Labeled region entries
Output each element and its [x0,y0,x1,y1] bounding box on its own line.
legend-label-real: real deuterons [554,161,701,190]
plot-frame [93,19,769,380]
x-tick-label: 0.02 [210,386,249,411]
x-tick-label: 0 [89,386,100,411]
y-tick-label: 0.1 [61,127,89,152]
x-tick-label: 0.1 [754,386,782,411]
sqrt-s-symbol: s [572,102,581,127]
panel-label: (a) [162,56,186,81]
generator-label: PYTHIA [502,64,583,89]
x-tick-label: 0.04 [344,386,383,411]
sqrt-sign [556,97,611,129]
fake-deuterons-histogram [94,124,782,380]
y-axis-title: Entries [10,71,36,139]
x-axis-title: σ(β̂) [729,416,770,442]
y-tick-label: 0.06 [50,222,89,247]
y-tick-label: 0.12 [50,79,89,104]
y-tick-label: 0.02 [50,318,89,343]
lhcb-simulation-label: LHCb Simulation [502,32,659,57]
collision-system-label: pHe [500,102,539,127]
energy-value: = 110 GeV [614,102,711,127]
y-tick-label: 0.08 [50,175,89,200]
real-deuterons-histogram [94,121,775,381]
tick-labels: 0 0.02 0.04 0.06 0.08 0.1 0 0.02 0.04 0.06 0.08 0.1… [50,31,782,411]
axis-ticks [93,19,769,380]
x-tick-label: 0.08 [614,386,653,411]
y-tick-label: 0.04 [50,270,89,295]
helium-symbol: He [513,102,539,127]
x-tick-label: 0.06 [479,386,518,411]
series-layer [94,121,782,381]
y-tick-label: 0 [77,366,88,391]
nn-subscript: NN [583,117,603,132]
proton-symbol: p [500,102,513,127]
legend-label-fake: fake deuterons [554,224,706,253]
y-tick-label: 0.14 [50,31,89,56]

### Instructions for the task
Write out every line of the records above again, keeping each one identical to the original.

### Task output
Output each element and its [x0,y0,x1,y1] bounding box on its own line.
legend-label-real: real deuterons [554,161,701,190]
plot-frame [93,19,769,380]
x-tick-label: 0.02 [210,386,249,411]
x-tick-label: 0 [89,386,100,411]
y-tick-label: 0.1 [61,127,89,152]
x-tick-label: 0.1 [754,386,782,411]
sqrt-s-symbol: s [572,102,581,127]
panel-label: (a) [162,56,186,81]
generator-label: PYTHIA [502,64,583,89]
x-tick-label: 0.04 [344,386,383,411]
sqrt-sign [556,97,611,129]
fake-deuterons-histogram [94,124,782,380]
y-axis-title: Entries [10,71,36,139]
x-axis-title: σ(β̂) [729,416,770,442]
y-tick-label: 0.06 [50,222,89,247]
y-tick-label: 0.12 [50,79,89,104]
y-tick-label: 0.02 [50,318,89,343]
lhcb-simulation-label: LHCb Simulation [502,32,659,57]
collision-system-label: pHe [500,102,539,127]
energy-value: = 110 GeV [614,102,711,127]
y-tick-label: 0.08 [50,175,89,200]
real-deuterons-histogram [94,121,775,381]
tick-labels: 0 0.02 0.04 0.06 0.08 0.1 0 0.02 0.04 0.06 0.08 0.1… [50,31,782,411]
axis-ticks [93,19,769,380]
x-tick-label: 0.08 [614,386,653,411]
y-tick-label: 0.04 [50,270,89,295]
helium-symbol: He [513,102,539,127]
x-tick-label: 0.06 [479,386,518,411]
series-layer [94,121,782,381]
y-tick-label: 0 [77,366,88,391]
nn-subscript: NN [583,117,603,132]
proton-symbol: p [500,102,513,127]
legend-label-fake: fake deuterons [554,224,706,253]
y-tick-label: 0.14 [50,31,89,56]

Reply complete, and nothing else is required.